# CHALLENGE:
In your copy, leave out the pictures and repeat the entries below exactly.

# THE DATA:
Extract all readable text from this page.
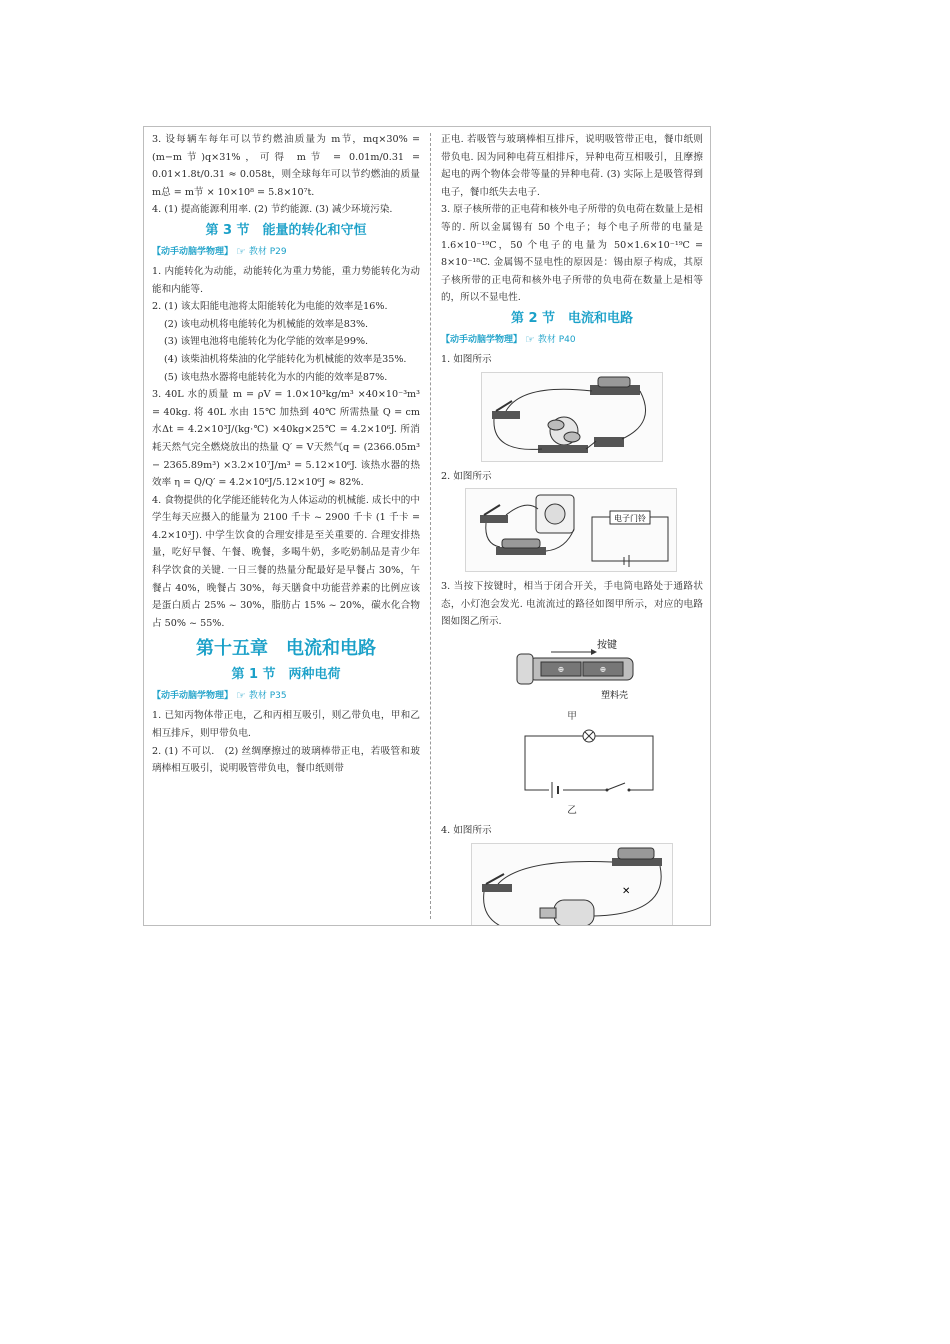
3. 设每辆车每年可以节约燃油质量为 m节，mq×30% = (m−m节)q×31%，可得 m节 = 0.01m/0.31 = 0.01×1.8t/0.31 ≈ 0.058t，则全球每年可以节约燃油的质量 m总 = m节 × 10×10⁸ = 5.8×10⁷t.

4. (1) 提高能源利用率. (2) 节约能源. (3) 减少环境污染.

第 3 节　能量的转化和守恒
【动手动脑学物理】 ☞ 教材 P29

1. 内能转化为动能，动能转化为重力势能，重力势能转化为动能和内能等.

2. (1) 该太阳能电池将太阳能转化为电能的效率是16%.

(2) 该电动机将电能转化为机械能的效率是83%.

(3) 该锂电池将电能转化为化学能的效率是99%.

(4) 该柴油机将柴油的化学能转化为机械能的效率是35%.

(5) 该电热水器将电能转化为水的内能的效率是87%.

3. 40L 水的质量 m = ρV = 1.0×10³kg/m³ ×40×10⁻³m³ = 40kg. 将 40L 水由 15℃ 加热到 40℃ 所需热量 Q = cm水Δt = 4.2×10³J/(kg·℃) ×40kg×25℃ = 4.2×10⁶J. 所消耗天然气完全燃烧放出的热量 Q′ = V天然气q = (2366.05m³ − 2365.89m³) ×3.2×10⁷J/m³ = 5.12×10⁶J. 该热水器的热效率 η = Q/Q′ = 4.2×10⁶J/5.12×10⁶J ≈ 82%.

4. 食物提供的化学能还能转化为人体运动的机械能. 成长中的中学生每天应摄入的能量为 2100 千卡 ~ 2900 千卡 (1 千卡 = 4.2×10³J). 中学生饮食的合理安排是至关重要的. 合理安排热量，吃好早餐、午餐、晚餐，多喝牛奶，多吃奶制品是青少年科学饮食的关键. 一日三餐的热量分配最好是早餐占 30%，午餐占 40%，晚餐占 30%，每天膳食中功能营养素的比例应该是蛋白质占 25% ~ 30%，脂肪占 15% ~ 20%，碳水化合物占 50% ~ 55%.

第十五章　电流和电路
第 1 节　两种电荷
【动手动脑学物理】 ☞ 教材 P35

1. 已知丙物体带正电，乙和丙相互吸引，则乙带负电，甲和乙相互排斥，则甲带负电.

2. (1) 不可以.　(2) 丝绸摩擦过的玻璃棒带正电，若吸管和玻璃棒相互吸引，说明吸管带负电，餐巾纸则带

正电. 若吸管与玻璃棒相互排斥，说明吸管带正电，餐巾纸则带负电. 因为同种电荷互相排斥，异种电荷互相吸引，且摩擦起电的两个物体会带等量的异种电荷. (3) 实际上是吸管得到电子，餐巾纸失去电子.

3. 原子核所带的正电荷和核外电子所带的负电荷在数量上是相等的. 所以金属锡有 50 个电子；每个电子所带的电量是 1.6×10⁻¹⁹C，50 个电子的电量为 50×1.6×10⁻¹⁹C = 8×10⁻¹⁸C. 金属锡不显电性的原因是：锡由原子构成，其原子核所带的正电荷和核外电子所带的负电荷在数量上是相等的，所以不显电性.

第 2 节　电流和电路
【动手动脑学物理】 ☞ 教材 P40

1. 如图所示

2. 如图所示

电子门铃

3. 当按下按键时，相当于闭合开关，手电筒电路处于通路状态，小灯泡会发光. 电流流过的路径如图甲所示，对应的电路图如图乙所示.

⊕	⊕
按键
塑料壳
甲
乙

4. 如图所示

✕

# REPLY TO THE EXERCISE:
Extract all readable text from this page.
3. 设每辆车每年可以节约燃油质量为 m节，mq×30% = (m−m节)q×31%，可得 m节 = 0.01m/0.31 = 0.01×1.8t/0.31 ≈ 0.058t，则全球每年可以节约燃油的质量 m总 = m节 × 10×10⁸ = 5.8×10⁷t.

4. (1) 提高能源利用率. (2) 节约能源. (3) 减少环境污染.

第 3 节　能量的转化和守恒
【动手动脑学物理】 ☞ 教材 P29

1. 内能转化为动能，动能转化为重力势能，重力势能转化为动能和内能等.

2. (1) 该太阳能电池将太阳能转化为电能的效率是16%.

(2) 该电动机将电能转化为机械能的效率是83%.

(3) 该锂电池将电能转化为化学能的效率是99%.

(4) 该柴油机将柴油的化学能转化为机械能的效率是35%.

(5) 该电热水器将电能转化为水的内能的效率是87%.

3. 40L 水的质量 m = ρV = 1.0×10³kg/m³ ×40×10⁻³m³ = 40kg. 将 40L 水由 15℃ 加热到 40℃ 所需热量 Q = cm水Δt = 4.2×10³J/(kg·℃) ×40kg×25℃ = 4.2×10⁶J. 所消耗天然气完全燃烧放出的热量 Q′ = V天然气q = (2366.05m³ − 2365.89m³) ×3.2×10⁷J/m³ = 5.12×10⁶J. 该热水器的热效率 η = Q/Q′ = 4.2×10⁶J/5.12×10⁶J ≈ 82%.

4. 食物提供的化学能还能转化为人体运动的机械能. 成长中的中学生每天应摄入的能量为 2100 千卡 ~ 2900 千卡 (1 千卡 = 4.2×10³J). 中学生饮食的合理安排是至关重要的. 合理安排热量，吃好早餐、午餐、晚餐，多喝牛奶，多吃奶制品是青少年科学饮食的关键. 一日三餐的热量分配最好是早餐占 30%，午餐占 40%，晚餐占 30%，每天膳食中功能营养素的比例应该是蛋白质占 25% ~ 30%，脂肪占 15% ~ 20%，碳水化合物占 50% ~ 55%.

第十五章　电流和电路
第 1 节　两种电荷
【动手动脑学物理】 ☞ 教材 P35

1. 已知丙物体带正电，乙和丙相互吸引，则乙带负电，甲和乙相互排斥，则甲带负电.

2. (1) 不可以.　(2) 丝绸摩擦过的玻璃棒带正电，若吸管和玻璃棒相互吸引，说明吸管带负电，餐巾纸则带

正电. 若吸管与玻璃棒相互排斥，说明吸管带正电，餐巾纸则带负电. 因为同种电荷互相排斥，异种电荷互相吸引，且摩擦起电的两个物体会带等量的异种电荷. (3) 实际上是吸管得到电子，餐巾纸失去电子.

3. 原子核所带的正电荷和核外电子所带的负电荷在数量上是相等的. 所以金属锡有 50 个电子；每个电子所带的电量是 1.6×10⁻¹⁹C，50 个电子的电量为 50×1.6×10⁻¹⁹C = 8×10⁻¹⁸C. 金属锡不显电性的原因是：锡由原子构成，其原子核所带的正电荷和核外电子所带的负电荷在数量上是相等的，所以不显电性.

第 2 节　电流和电路
【动手动脑学物理】 ☞ 教材 P40

1. 如图所示

2. 如图所示

电子门铃

3. 当按下按键时，相当于闭合开关，手电筒电路处于通路状态，小灯泡会发光. 电流流过的路径如图甲所示，对应的电路图如图乙所示.

⊕	⊕
按键
塑料壳
甲
乙

4. 如图所示

✕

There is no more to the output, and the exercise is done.